Task material:
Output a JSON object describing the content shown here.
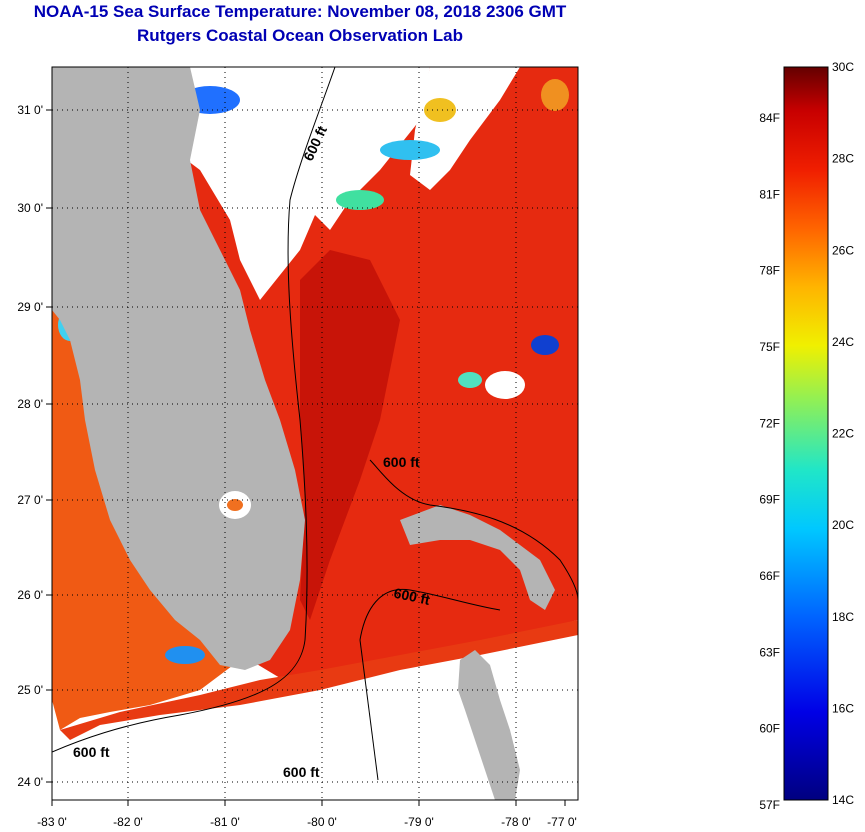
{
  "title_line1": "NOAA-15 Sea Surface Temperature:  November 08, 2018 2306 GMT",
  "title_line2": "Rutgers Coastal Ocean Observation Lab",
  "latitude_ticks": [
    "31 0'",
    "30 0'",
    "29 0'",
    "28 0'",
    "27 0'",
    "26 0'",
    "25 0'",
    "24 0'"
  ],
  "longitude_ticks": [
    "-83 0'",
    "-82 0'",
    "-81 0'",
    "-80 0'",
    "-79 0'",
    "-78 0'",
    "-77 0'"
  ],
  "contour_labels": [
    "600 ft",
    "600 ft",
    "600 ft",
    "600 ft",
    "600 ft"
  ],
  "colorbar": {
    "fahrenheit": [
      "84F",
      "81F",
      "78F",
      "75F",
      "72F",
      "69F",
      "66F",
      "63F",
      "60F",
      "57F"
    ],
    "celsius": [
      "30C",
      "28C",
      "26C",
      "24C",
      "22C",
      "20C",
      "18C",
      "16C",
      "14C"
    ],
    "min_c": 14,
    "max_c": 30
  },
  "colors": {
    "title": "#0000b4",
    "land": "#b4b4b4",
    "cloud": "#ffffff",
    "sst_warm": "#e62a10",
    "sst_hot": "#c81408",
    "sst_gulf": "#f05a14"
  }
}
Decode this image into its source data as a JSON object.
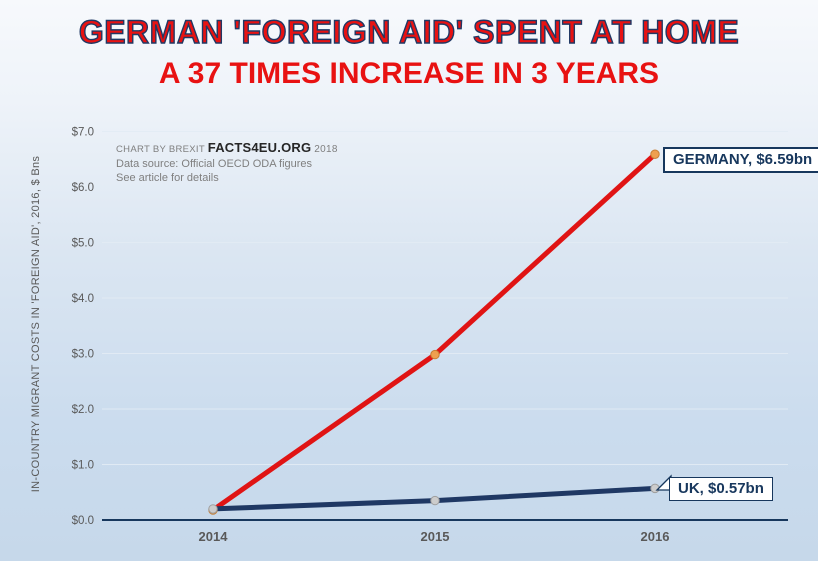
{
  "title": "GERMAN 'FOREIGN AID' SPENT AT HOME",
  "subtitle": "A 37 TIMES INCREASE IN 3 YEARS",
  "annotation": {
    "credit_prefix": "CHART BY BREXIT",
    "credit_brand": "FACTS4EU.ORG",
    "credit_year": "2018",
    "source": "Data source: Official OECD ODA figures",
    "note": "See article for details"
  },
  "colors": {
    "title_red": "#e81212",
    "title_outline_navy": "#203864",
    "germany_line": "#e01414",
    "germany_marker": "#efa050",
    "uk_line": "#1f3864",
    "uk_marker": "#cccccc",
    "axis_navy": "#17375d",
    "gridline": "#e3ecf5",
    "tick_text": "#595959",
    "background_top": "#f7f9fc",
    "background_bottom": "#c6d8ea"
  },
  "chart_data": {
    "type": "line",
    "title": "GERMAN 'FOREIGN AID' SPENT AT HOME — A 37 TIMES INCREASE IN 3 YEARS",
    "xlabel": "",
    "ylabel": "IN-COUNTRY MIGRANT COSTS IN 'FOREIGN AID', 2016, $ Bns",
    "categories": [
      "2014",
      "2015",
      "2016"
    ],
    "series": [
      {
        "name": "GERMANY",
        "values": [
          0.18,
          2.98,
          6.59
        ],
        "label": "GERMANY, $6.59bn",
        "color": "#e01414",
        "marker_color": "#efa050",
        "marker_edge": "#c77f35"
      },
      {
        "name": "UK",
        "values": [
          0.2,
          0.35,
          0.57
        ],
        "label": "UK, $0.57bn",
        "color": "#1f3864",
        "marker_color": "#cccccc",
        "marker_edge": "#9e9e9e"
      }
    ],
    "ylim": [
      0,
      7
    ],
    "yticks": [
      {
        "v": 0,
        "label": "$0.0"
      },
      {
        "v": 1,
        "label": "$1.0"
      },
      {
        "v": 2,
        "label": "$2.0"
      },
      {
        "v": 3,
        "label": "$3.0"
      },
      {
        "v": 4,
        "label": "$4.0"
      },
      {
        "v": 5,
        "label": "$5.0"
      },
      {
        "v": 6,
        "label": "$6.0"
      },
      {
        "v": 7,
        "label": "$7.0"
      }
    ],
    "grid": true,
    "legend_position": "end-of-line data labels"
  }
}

* * *

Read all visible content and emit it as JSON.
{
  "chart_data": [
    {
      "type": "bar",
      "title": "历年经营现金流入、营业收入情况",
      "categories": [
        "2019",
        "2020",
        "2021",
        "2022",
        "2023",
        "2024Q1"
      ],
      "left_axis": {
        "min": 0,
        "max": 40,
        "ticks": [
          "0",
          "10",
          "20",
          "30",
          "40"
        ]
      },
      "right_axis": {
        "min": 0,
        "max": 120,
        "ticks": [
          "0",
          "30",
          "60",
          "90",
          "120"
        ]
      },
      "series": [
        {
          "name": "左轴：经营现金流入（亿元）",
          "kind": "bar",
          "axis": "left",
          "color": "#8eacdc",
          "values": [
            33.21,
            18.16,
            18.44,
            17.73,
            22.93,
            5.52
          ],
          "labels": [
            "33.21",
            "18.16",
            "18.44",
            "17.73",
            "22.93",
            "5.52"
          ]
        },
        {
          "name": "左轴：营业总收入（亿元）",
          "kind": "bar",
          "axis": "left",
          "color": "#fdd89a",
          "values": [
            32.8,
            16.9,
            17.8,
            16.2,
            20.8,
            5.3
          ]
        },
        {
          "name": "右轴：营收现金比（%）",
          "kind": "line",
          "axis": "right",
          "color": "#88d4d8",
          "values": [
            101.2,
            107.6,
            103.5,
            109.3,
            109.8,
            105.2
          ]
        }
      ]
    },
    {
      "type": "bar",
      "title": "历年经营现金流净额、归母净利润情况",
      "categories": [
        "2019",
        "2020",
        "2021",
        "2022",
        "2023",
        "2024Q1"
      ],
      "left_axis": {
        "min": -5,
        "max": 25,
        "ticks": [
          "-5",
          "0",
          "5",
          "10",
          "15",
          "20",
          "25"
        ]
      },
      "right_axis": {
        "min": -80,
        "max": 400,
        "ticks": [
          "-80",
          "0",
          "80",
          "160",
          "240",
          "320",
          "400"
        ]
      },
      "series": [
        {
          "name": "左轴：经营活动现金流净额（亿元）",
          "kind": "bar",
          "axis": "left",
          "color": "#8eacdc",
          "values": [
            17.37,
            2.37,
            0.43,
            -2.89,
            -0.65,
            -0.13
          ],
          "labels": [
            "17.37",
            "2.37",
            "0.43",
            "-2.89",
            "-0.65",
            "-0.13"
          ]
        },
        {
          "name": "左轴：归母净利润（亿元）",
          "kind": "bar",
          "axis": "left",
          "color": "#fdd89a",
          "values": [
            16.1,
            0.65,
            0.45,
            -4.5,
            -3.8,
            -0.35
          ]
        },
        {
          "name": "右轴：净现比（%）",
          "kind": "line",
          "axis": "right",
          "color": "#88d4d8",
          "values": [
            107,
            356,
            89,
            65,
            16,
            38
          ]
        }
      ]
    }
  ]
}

What the task requires: Filter the listing above by the word "INCREASE"; copy each line that passes.

The reply:
  "subtitle": "A 37 TIMES INCREASE IN 3 YEARS",
    "title": "GERMAN 'FOREIGN AID' SPENT AT HOME — A 37 TIMES INCREASE IN 3 YEARS",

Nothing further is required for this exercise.